- _PROBLEM_:
Leaving out every picture, quote the data below exactly as it appears.

Figure contents as structured data
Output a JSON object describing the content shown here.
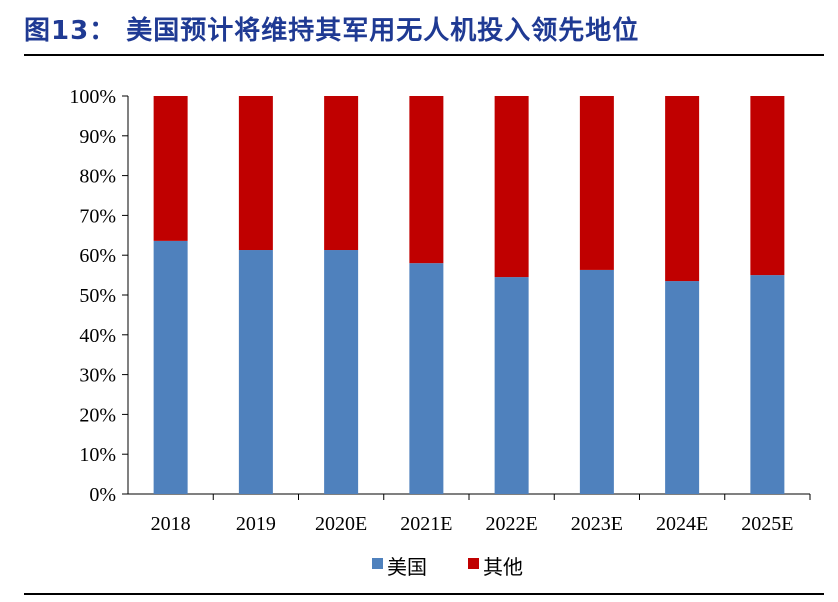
{
  "title": "图13： 美国预计将维持其军用无人机投入领先地位",
  "chart_data": {
    "type": "bar",
    "stacked": true,
    "categories": [
      "2018",
      "2019",
      "2020E",
      "2021E",
      "2022E",
      "2023E",
      "2024E",
      "2025E"
    ],
    "series": [
      {
        "name": "美国",
        "color": "#4f81bd",
        "values": [
          63.6,
          61.3,
          61.3,
          58.0,
          54.5,
          56.3,
          53.5,
          55.0
        ]
      },
      {
        "name": "其他",
        "color": "#c00000",
        "values": [
          36.4,
          38.7,
          38.7,
          42.0,
          45.5,
          43.7,
          46.5,
          45.0
        ]
      }
    ],
    "ylim": [
      0,
      100
    ],
    "yticks": [
      "0%",
      "10%",
      "20%",
      "30%",
      "40%",
      "50%",
      "60%",
      "70%",
      "80%",
      "90%",
      "100%"
    ],
    "grid": false,
    "legend": "bottom"
  }
}
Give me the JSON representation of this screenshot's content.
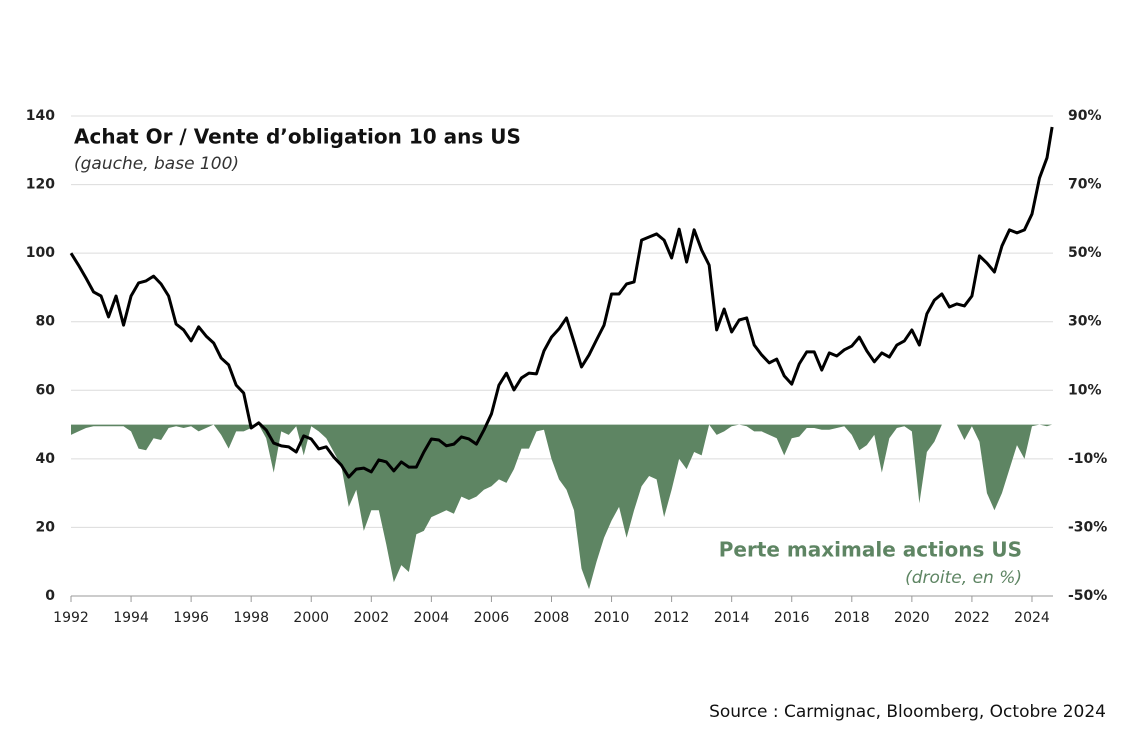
{
  "chart_data": {
    "type": "line",
    "title": "Achat Or / Vente d’obligation 10 ans US",
    "subtitle": "(gauche, base 100)",
    "annotations": [
      "(droite, en %)"
    ],
    "source": "Source : Carmignac, Bloomberg, Octobre 2024",
    "grid": true,
    "xlim": [
      1992,
      2024.7
    ],
    "xticks": [
      1992,
      1994,
      1996,
      1998,
      2000,
      2002,
      2004,
      2006,
      2008,
      2010,
      2012,
      2014,
      2016,
      2018,
      2020,
      2022,
      2024
    ],
    "ylim": [
      0,
      140
    ],
    "yticks": [
      0,
      20,
      40,
      60,
      80,
      100,
      120,
      140
    ],
    "y2lim": [
      -50,
      90
    ],
    "y2ticks": [
      {
        "value": -50,
        "label": "-50%"
      },
      {
        "value": -30,
        "label": "-30%"
      },
      {
        "value": -10,
        "label": "-10%"
      },
      {
        "value": 10,
        "label": "10%"
      },
      {
        "value": 30,
        "label": "30%"
      },
      {
        "value": 50,
        "label": "50%"
      },
      {
        "value": 70,
        "label": "70%"
      },
      {
        "value": 90,
        "label": "90%"
      }
    ],
    "x": [
      1992,
      1992.25,
      1992.5,
      1992.75,
      1993,
      1993.25,
      1993.5,
      1993.75,
      1994,
      1994.25,
      1994.5,
      1994.75,
      1995,
      1995.25,
      1995.5,
      1995.75,
      1996,
      1996.25,
      1996.5,
      1996.75,
      1997,
      1997.25,
      1997.5,
      1997.75,
      1998,
      1998.25,
      1998.5,
      1998.75,
      1999,
      1999.25,
      1999.5,
      1999.75,
      2000,
      2000.25,
      2000.5,
      2000.75,
      2001,
      2001.25,
      2001.5,
      2001.75,
      2002,
      2002.25,
      2002.5,
      2002.75,
      2003,
      2003.25,
      2003.5,
      2003.75,
      2004,
      2004.25,
      2004.5,
      2004.75,
      2005,
      2005.25,
      2005.5,
      2005.75,
      2006,
      2006.25,
      2006.5,
      2006.75,
      2007,
      2007.25,
      2007.5,
      2007.75,
      2008,
      2008.25,
      2008.5,
      2008.75,
      2009,
      2009.25,
      2009.5,
      2009.75,
      2010,
      2010.25,
      2010.5,
      2010.75,
      2011,
      2011.25,
      2011.5,
      2011.75,
      2012,
      2012.25,
      2012.5,
      2012.75,
      2013,
      2013.25,
      2013.5,
      2013.75,
      2014,
      2014.25,
      2014.5,
      2014.75,
      2015,
      2015.25,
      2015.5,
      2015.75,
      2016,
      2016.25,
      2016.5,
      2016.75,
      2017,
      2017.25,
      2017.5,
      2017.75,
      2018,
      2018.25,
      2018.5,
      2018.75,
      2019,
      2019.25,
      2019.5,
      2019.75,
      2020,
      2020.25,
      2020.5,
      2020.75,
      2021,
      2021.25,
      2021.5,
      2021.75,
      2022,
      2022.25,
      2022.5,
      2022.75,
      2023,
      2023.25,
      2023.5,
      2023.75,
      2024,
      2024.25,
      2024.5,
      2024.67
    ],
    "series": [
      {
        "name": "Achat Or / Vente d’obligation 10 ans US",
        "color": "#000000",
        "axis": "y",
        "values": [
          100,
          96.5,
          92.7,
          88.7,
          87.5,
          81.4,
          87.5,
          79,
          87.5,
          91.3,
          91.9,
          93.3,
          91,
          87.5,
          79.3,
          77.6,
          74.4,
          78.5,
          75.8,
          73.8,
          69.4,
          67.4,
          61.5,
          59.2,
          49,
          50.5,
          48.4,
          44.6,
          43.8,
          43.5,
          42,
          46.7,
          45.8,
          42.9,
          43.5,
          40.5,
          38.2,
          34.7,
          37,
          37.3,
          36.2,
          39.7,
          39.1,
          36.5,
          39.1,
          37.6,
          37.6,
          42,
          45.8,
          45.5,
          43.8,
          44.3,
          46.4,
          45.8,
          44.3,
          48.4,
          53.1,
          61.5,
          65,
          60.1,
          63.6,
          65,
          64.8,
          71.5,
          75.5,
          77.9,
          81.1,
          74.1,
          66.8,
          70.3,
          74.7,
          79,
          88.1,
          88.1,
          91,
          91.6,
          103.8,
          104.7,
          105.6,
          103.8,
          98.6,
          107,
          97.4,
          106.8,
          100.9,
          96.5,
          77.6,
          83.7,
          77,
          80.5,
          81.1,
          73.2,
          70.3,
          68,
          69.1,
          64.2,
          61.8,
          67.7,
          71.2,
          71.2,
          65.9,
          70.9,
          70,
          71.8,
          72.9,
          75.5,
          71.5,
          68.3,
          70.9,
          69.7,
          73.2,
          74.4,
          77.6,
          73.2,
          82.3,
          86.3,
          88.1,
          84.3,
          85.2,
          84.6,
          87.5,
          99.2,
          97.1,
          94.5,
          102.1,
          106.8,
          105.9,
          106.8,
          111.4,
          121.9,
          127.8,
          136.8
        ]
      },
      {
        "name": "Perte maximale actions US",
        "color": "#5e8563",
        "axis": "y2",
        "values": [
          -3,
          -2,
          -1,
          -0.5,
          -0.5,
          -0.5,
          -0.5,
          -0.5,
          -2,
          -7,
          -7.5,
          -4,
          -4.5,
          -1,
          -0.5,
          -1,
          -0.5,
          -2,
          -1,
          0,
          -3,
          -7,
          -2,
          -2,
          -1,
          0,
          -4,
          -14,
          -2,
          -3,
          -0.5,
          -9,
          -0.5,
          -2,
          -4,
          -8,
          -12,
          -24,
          -19,
          -31,
          -25,
          -25,
          -35,
          -46,
          -41,
          -43,
          -32,
          -31,
          -27,
          -26,
          -25,
          -26,
          -21,
          -22,
          -21,
          -19,
          -18,
          -16,
          -17,
          -13,
          -7,
          -7,
          -2,
          -1.5,
          -10,
          -16,
          -19,
          -25,
          -42,
          -48,
          -40,
          -33,
          -28,
          -24,
          -33,
          -25,
          -18,
          -15,
          -16,
          -27,
          -19,
          -10,
          -13,
          -8,
          -9,
          0,
          -3,
          -2,
          -0.5,
          0,
          -0.5,
          -2,
          -2,
          -3,
          -4,
          -9,
          -4,
          -3.5,
          -1,
          -1,
          -1.5,
          -1.5,
          -1,
          -0.5,
          -3,
          -7.5,
          -6,
          -3,
          -14,
          -4,
          -1,
          -0.5,
          -2,
          -23,
          -8,
          -5,
          0,
          0,
          0,
          -4.5,
          -0.5,
          -5,
          -20,
          -25,
          -20,
          -13,
          -6,
          -10,
          -0.5,
          0,
          -0.5,
          0
        ]
      }
    ]
  }
}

- _IN RESPONSE_:
Output a JSON object describing the content shown here.
{
  "title": "图13： 美国预计将维持其军用无人机投入领先地位",
  "chart_data": {
    "type": "bar",
    "stacked": true,
    "categories": [
      "2018",
      "2019",
      "2020E",
      "2021E",
      "2022E",
      "2023E",
      "2024E",
      "2025E"
    ],
    "series": [
      {
        "name": "美国",
        "color": "#4f81bd",
        "values": [
          63.6,
          61.3,
          61.3,
          58.0,
          54.5,
          56.3,
          53.5,
          55.0
        ]
      },
      {
        "name": "其他",
        "color": "#c00000",
        "values": [
          36.4,
          38.7,
          38.7,
          42.0,
          45.5,
          43.7,
          46.5,
          45.0
        ]
      }
    ],
    "ylim": [
      0,
      100
    ],
    "yticks": [
      "0%",
      "10%",
      "20%",
      "30%",
      "40%",
      "50%",
      "60%",
      "70%",
      "80%",
      "90%",
      "100%"
    ],
    "grid": false,
    "legend": "bottom"
  }
}
Give me the JSON representation of this screenshot's content.
{
  "chart_data": {
    "type": "line",
    "title": "Achat Or / Vente d’obligation 10 ans US",
    "subtitle": "(gauche, base 100)",
    "annotations": [
      "(droite, en %)"
    ],
    "source": "Source : Carmignac, Bloomberg, Octobre 2024",
    "grid": true,
    "xlim": [
      1992,
      2024.7
    ],
    "xticks": [
      1992,
      1994,
      1996,
      1998,
      2000,
      2002,
      2004,
      2006,
      2008,
      2010,
      2012,
      2014,
      2016,
      2018,
      2020,
      2022,
      2024
    ],
    "ylim": [
      0,
      140
    ],
    "yticks": [
      0,
      20,
      40,
      60,
      80,
      100,
      120,
      140
    ],
    "y2lim": [
      -50,
      90
    ],
    "y2ticks": [
      {
        "value": -50,
        "label": "-50%"
      },
      {
        "value": -30,
        "label": "-30%"
      },
      {
        "value": -10,
        "label": "-10%"
      },
      {
        "value": 10,
        "label": "10%"
      },
      {
        "value": 30,
        "label": "30%"
      },
      {
        "value": 50,
        "label": "50%"
      },
      {
        "value": 70,
        "label": "70%"
      },
      {
        "value": 90,
        "label": "90%"
      }
    ],
    "x": [
      1992,
      1992.25,
      1992.5,
      1992.75,
      1993,
      1993.25,
      1993.5,
      1993.75,
      1994,
      1994.25,
      1994.5,
      1994.75,
      1995,
      1995.25,
      1995.5,
      1995.75,
      1996,
      1996.25,
      1996.5,
      1996.75,
      1997,
      1997.25,
      1997.5,
      1997.75,
      1998,
      1998.25,
      1998.5,
      1998.75,
      1999,
      1999.25,
      1999.5,
      1999.75,
      2000,
      2000.25,
      2000.5,
      2000.75,
      2001,
      2001.25,
      2001.5,
      2001.75,
      2002,
      2002.25,
      2002.5,
      2002.75,
      2003,
      2003.25,
      2003.5,
      2003.75,
      2004,
      2004.25,
      2004.5,
      2004.75,
      2005,
      2005.25,
      2005.5,
      2005.75,
      2006,
      2006.25,
      2006.5,
      2006.75,
      2007,
      2007.25,
      2007.5,
      2007.75,
      2008,
      2008.25,
      2008.5,
      2008.75,
      2009,
      2009.25,
      2009.5,
      2009.75,
      2010,
      2010.25,
      2010.5,
      2010.75,
      2011,
      2011.25,
      2011.5,
      2011.75,
      2012,
      2012.25,
      2012.5,
      2012.75,
      2013,
      2013.25,
      2013.5,
      2013.75,
      2014,
      2014.25,
      2014.5,
      2014.75,
      2015,
      2015.25,
      2015.5,
      2015.75,
      2016,
      2016.25,
      2016.5,
      2016.75,
      2017,
      2017.25,
      2017.5,
      2017.75,
      2018,
      2018.25,
      2018.5,
      2018.75,
      2019,
      2019.25,
      2019.5,
      2019.75,
      2020,
      2020.25,
      2020.5,
      2020.75,
      2021,
      2021.25,
      2021.5,
      2021.75,
      2022,
      2022.25,
      2022.5,
      2022.75,
      2023,
      2023.25,
      2023.5,
      2023.75,
      2024,
      2024.25,
      2024.5,
      2024.67
    ],
    "series": [
      {
        "name": "Achat Or / Vente d’obligation 10 ans US",
        "color": "#000000",
        "axis": "y",
        "values": [
          100,
          96.5,
          92.7,
          88.7,
          87.5,
          81.4,
          87.5,
          79,
          87.5,
          91.3,
          91.9,
          93.3,
          91,
          87.5,
          79.3,
          77.6,
          74.4,
          78.5,
          75.8,
          73.8,
          69.4,
          67.4,
          61.5,
          59.2,
          49,
          50.5,
          48.4,
          44.6,
          43.8,
          43.5,
          42,
          46.7,
          45.8,
          42.9,
          43.5,
          40.5,
          38.2,
          34.7,
          37,
          37.3,
          36.2,
          39.7,
          39.1,
          36.5,
          39.1,
          37.6,
          37.6,
          42,
          45.8,
          45.5,
          43.8,
          44.3,
          46.4,
          45.8,
          44.3,
          48.4,
          53.1,
          61.5,
          65,
          60.1,
          63.6,
          65,
          64.8,
          71.5,
          75.5,
          77.9,
          81.1,
          74.1,
          66.8,
          70.3,
          74.7,
          79,
          88.1,
          88.1,
          91,
          91.6,
          103.8,
          104.7,
          105.6,
          103.8,
          98.6,
          107,
          97.4,
          106.8,
          100.9,
          96.5,
          77.6,
          83.7,
          77,
          80.5,
          81.1,
          73.2,
          70.3,
          68,
          69.1,
          64.2,
          61.8,
          67.7,
          71.2,
          71.2,
          65.9,
          70.9,
          70,
          71.8,
          72.9,
          75.5,
          71.5,
          68.3,
          70.9,
          69.7,
          73.2,
          74.4,
          77.6,
          73.2,
          82.3,
          86.3,
          88.1,
          84.3,
          85.2,
          84.6,
          87.5,
          99.2,
          97.1,
          94.5,
          102.1,
          106.8,
          105.9,
          106.8,
          111.4,
          121.9,
          127.8,
          136.8
        ]
      },
      {
        "name": "Perte maximale actions US",
        "color": "#5e8563",
        "axis": "y2",
        "values": [
          -3,
          -2,
          -1,
          -0.5,
          -0.5,
          -0.5,
          -0.5,
          -0.5,
          -2,
          -7,
          -7.5,
          -4,
          -4.5,
          -1,
          -0.5,
          -1,
          -0.5,
          -2,
          -1,
          0,
          -3,
          -7,
          -2,
          -2,
          -1,
          0,
          -4,
          -14,
          -2,
          -3,
          -0.5,
          -9,
          -0.5,
          -2,
          -4,
          -8,
          -12,
          -24,
          -19,
          -31,
          -25,
          -25,
          -35,
          -46,
          -41,
          -43,
          -32,
          -31,
          -27,
          -26,
          -25,
          -26,
          -21,
          -22,
          -21,
          -19,
          -18,
          -16,
          -17,
          -13,
          -7,
          -7,
          -2,
          -1.5,
          -10,
          -16,
          -19,
          -25,
          -42,
          -48,
          -40,
          -33,
          -28,
          -24,
          -33,
          -25,
          -18,
          -15,
          -16,
          -27,
          -19,
          -10,
          -13,
          -8,
          -9,
          0,
          -3,
          -2,
          -0.5,
          0,
          -0.5,
          -2,
          -2,
          -3,
          -4,
          -9,
          -4,
          -3.5,
          -1,
          -1,
          -1.5,
          -1.5,
          -1,
          -0.5,
          -3,
          -7.5,
          -6,
          -3,
          -14,
          -4,
          -1,
          -0.5,
          -2,
          -23,
          -8,
          -5,
          0,
          0,
          0,
          -4.5,
          -0.5,
          -5,
          -20,
          -25,
          -20,
          -13,
          -6,
          -10,
          -0.5,
          0,
          -0.5,
          0
        ]
      }
    ]
  }
}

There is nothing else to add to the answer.